Written problem: Repeat each record exactly as written, and drop any images.
** Start Record excerpts **
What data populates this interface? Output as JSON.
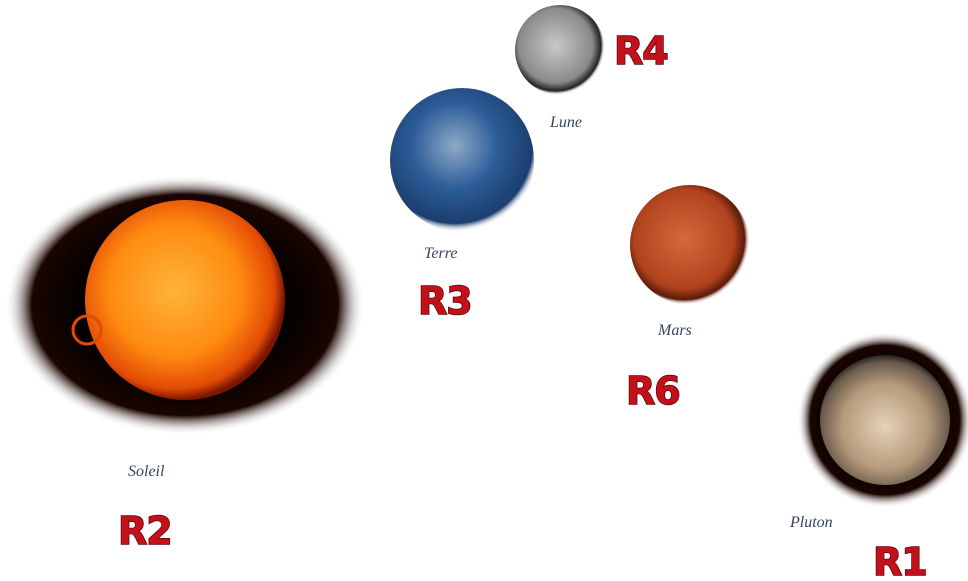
{
  "bodies": [
    {
      "name": "Soleil",
      "tag": "R2"
    },
    {
      "name": "Terre",
      "tag": "R3"
    },
    {
      "name": "Lune",
      "tag": "R4"
    },
    {
      "name": "Mars",
      "tag": "R6"
    },
    {
      "name": "Pluton",
      "tag": "R1"
    }
  ]
}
** End Record excerpts **
Final result:
What data populates this interface? Output as JSON.
{
  "bodies": [
    {
      "name": "Soleil",
      "tag": "R2"
    },
    {
      "name": "Terre",
      "tag": "R3"
    },
    {
      "name": "Lune",
      "tag": "R4"
    },
    {
      "name": "Mars",
      "tag": "R6"
    },
    {
      "name": "Pluton",
      "tag": "R1"
    }
  ]
}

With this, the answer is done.